(Collection entries)
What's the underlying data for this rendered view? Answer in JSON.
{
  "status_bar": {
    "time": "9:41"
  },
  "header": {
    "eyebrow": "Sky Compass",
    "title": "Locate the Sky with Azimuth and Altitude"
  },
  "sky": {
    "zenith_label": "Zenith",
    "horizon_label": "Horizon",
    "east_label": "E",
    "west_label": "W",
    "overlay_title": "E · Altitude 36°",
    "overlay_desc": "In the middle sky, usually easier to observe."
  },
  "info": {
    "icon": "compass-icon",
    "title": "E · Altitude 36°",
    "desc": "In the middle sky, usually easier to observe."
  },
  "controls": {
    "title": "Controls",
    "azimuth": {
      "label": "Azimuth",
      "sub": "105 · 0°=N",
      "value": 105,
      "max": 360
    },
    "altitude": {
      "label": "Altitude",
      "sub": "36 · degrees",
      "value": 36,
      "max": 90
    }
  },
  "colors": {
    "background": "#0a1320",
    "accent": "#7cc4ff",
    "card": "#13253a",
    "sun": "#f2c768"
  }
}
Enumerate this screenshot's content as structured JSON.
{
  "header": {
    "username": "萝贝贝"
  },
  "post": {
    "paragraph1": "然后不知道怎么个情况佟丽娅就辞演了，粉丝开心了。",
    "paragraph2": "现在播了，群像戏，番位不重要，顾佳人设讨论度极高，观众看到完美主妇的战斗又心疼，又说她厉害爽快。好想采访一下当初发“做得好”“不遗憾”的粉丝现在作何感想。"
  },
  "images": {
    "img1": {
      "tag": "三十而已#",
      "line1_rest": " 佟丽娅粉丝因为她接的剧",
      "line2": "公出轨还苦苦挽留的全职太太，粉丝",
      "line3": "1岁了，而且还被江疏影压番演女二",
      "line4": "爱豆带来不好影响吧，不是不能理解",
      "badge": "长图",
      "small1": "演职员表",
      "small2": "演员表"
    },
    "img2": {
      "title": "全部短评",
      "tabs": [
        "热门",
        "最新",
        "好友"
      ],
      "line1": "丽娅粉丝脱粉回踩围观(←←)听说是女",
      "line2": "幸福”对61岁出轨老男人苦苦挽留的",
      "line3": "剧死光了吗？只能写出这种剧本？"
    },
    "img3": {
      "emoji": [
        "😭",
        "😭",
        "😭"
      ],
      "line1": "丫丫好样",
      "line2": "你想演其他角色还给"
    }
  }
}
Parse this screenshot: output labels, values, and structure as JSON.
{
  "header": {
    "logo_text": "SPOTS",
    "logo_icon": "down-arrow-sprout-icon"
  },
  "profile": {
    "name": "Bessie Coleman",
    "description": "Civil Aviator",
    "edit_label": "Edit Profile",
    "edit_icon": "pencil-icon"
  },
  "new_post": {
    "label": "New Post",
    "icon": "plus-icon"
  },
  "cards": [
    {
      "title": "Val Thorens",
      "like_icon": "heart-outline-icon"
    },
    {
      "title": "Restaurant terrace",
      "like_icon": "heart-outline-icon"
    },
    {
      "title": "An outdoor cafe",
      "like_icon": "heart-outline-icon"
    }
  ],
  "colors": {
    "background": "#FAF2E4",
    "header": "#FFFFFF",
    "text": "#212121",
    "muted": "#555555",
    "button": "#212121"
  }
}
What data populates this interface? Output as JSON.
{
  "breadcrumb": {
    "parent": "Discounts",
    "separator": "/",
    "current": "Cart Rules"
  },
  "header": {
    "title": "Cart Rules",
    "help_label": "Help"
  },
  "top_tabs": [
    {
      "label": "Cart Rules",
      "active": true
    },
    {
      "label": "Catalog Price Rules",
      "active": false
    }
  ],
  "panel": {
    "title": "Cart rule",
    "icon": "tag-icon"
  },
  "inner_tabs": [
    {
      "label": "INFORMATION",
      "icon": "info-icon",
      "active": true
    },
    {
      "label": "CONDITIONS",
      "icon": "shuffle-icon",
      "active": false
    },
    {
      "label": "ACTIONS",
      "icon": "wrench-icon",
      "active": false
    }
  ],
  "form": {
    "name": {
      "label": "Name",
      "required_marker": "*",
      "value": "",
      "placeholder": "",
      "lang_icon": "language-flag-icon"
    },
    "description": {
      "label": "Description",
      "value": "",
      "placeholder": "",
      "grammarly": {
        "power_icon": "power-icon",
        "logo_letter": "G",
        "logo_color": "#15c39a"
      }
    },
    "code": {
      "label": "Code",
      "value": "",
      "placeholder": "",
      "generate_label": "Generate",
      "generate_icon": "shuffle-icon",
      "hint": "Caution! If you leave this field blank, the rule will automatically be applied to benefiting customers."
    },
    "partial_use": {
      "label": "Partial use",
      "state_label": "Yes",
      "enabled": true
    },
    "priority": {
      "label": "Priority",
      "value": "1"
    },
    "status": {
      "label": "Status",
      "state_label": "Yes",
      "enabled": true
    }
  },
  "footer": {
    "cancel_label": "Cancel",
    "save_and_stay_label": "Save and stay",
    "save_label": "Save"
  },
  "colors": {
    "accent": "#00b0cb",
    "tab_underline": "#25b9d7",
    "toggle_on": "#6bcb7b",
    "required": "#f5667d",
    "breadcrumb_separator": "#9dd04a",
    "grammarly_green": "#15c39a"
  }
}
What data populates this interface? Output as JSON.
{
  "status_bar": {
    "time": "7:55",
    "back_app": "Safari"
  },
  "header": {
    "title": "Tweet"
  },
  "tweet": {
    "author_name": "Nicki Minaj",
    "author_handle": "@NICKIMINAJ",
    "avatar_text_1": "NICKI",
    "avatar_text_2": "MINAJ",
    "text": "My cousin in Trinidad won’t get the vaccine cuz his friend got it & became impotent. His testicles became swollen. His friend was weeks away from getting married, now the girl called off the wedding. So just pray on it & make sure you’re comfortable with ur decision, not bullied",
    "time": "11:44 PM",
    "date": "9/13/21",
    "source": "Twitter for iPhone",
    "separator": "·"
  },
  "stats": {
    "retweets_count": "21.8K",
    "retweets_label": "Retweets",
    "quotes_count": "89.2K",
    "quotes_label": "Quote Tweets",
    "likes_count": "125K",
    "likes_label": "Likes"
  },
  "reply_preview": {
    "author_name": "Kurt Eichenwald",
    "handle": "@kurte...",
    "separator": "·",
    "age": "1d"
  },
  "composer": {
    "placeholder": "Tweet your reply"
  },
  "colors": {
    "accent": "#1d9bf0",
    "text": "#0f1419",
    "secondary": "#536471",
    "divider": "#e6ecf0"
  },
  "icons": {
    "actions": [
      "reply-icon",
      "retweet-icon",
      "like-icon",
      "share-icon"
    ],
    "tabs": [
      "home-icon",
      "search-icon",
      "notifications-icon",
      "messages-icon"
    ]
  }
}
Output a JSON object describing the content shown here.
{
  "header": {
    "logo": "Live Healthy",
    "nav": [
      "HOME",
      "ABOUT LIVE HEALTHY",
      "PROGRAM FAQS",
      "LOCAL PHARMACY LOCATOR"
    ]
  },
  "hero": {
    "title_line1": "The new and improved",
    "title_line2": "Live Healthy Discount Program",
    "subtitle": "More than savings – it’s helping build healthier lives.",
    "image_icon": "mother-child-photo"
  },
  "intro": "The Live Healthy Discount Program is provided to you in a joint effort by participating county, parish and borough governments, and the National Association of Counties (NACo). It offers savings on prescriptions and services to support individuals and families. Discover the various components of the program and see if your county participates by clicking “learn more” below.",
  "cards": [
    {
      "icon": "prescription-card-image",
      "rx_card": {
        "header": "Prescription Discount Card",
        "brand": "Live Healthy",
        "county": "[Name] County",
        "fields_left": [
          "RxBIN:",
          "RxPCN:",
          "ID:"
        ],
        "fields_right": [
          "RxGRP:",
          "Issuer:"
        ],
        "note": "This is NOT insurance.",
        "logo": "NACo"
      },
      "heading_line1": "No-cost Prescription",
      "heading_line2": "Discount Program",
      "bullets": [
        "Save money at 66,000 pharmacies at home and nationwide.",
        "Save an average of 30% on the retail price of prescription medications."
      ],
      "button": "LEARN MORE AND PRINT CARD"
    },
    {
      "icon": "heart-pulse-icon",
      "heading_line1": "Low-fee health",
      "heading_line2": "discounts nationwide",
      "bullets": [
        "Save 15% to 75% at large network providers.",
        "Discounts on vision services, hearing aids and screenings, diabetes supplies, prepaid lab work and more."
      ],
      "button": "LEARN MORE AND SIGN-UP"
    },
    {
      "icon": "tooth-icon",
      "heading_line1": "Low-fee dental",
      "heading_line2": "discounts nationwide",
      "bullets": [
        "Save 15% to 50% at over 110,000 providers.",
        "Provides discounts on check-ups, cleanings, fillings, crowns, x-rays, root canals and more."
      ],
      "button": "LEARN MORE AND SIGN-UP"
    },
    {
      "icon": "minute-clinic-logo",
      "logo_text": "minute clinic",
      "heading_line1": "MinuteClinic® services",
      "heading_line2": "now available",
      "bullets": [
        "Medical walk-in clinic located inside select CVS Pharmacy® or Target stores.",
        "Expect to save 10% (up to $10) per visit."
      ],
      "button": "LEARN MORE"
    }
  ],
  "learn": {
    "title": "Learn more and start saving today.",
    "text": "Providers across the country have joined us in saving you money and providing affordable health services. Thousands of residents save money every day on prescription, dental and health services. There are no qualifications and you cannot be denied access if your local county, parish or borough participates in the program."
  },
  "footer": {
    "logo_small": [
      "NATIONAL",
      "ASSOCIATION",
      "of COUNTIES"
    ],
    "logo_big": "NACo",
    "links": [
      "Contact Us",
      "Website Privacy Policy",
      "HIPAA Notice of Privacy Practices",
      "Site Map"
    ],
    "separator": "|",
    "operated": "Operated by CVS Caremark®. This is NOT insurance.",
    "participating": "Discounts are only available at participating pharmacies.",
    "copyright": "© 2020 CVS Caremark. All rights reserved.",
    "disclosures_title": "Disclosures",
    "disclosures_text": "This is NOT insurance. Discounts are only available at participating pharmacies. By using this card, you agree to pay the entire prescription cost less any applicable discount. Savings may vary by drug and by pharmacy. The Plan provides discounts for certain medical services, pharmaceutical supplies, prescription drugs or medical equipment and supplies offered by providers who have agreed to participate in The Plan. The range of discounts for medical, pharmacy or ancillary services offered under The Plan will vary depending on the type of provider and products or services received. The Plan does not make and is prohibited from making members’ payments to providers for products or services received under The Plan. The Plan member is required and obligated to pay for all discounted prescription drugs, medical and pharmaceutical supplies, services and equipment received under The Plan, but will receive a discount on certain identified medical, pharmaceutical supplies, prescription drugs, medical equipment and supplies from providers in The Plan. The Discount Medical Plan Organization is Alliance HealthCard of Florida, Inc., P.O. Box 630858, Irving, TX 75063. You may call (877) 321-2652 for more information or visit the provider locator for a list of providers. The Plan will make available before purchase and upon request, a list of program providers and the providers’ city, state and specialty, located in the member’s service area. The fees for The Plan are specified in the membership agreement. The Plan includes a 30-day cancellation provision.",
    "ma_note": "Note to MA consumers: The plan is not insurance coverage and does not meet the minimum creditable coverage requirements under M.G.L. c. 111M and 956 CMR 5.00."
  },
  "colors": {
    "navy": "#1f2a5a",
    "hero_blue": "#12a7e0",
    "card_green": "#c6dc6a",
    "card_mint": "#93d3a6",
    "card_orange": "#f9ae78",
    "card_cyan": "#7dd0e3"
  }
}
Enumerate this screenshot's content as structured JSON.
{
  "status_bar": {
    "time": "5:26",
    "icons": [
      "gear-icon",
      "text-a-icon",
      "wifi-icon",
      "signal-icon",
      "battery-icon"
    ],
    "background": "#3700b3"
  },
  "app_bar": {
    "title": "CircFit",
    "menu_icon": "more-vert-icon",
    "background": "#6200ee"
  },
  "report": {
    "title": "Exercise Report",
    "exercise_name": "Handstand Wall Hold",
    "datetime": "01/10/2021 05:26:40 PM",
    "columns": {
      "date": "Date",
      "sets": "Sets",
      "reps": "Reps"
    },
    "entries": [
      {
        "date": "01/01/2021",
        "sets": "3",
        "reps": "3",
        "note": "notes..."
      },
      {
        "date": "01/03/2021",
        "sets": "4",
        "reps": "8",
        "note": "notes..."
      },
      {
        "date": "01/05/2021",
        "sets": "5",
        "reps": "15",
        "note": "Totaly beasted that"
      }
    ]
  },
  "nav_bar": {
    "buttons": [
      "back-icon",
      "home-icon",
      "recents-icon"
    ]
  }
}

■ THE EXERCISE ■
Where a line in the entries holds the word "JSON", copy that line.

■ RESPONSE TO THIS TASK ■
What's the underlying data for this rendered view? Answer in JSON.
Enumerate this screenshot's content as structured JSON.
Parse this screenshot: output labels, values, and structure as JSON.
What data populates this interface? Output as JSON.
What data populates this interface? Output as JSON.
Output a JSON object describing the content shown here.
Enumerate this screenshot's content as structured JSON.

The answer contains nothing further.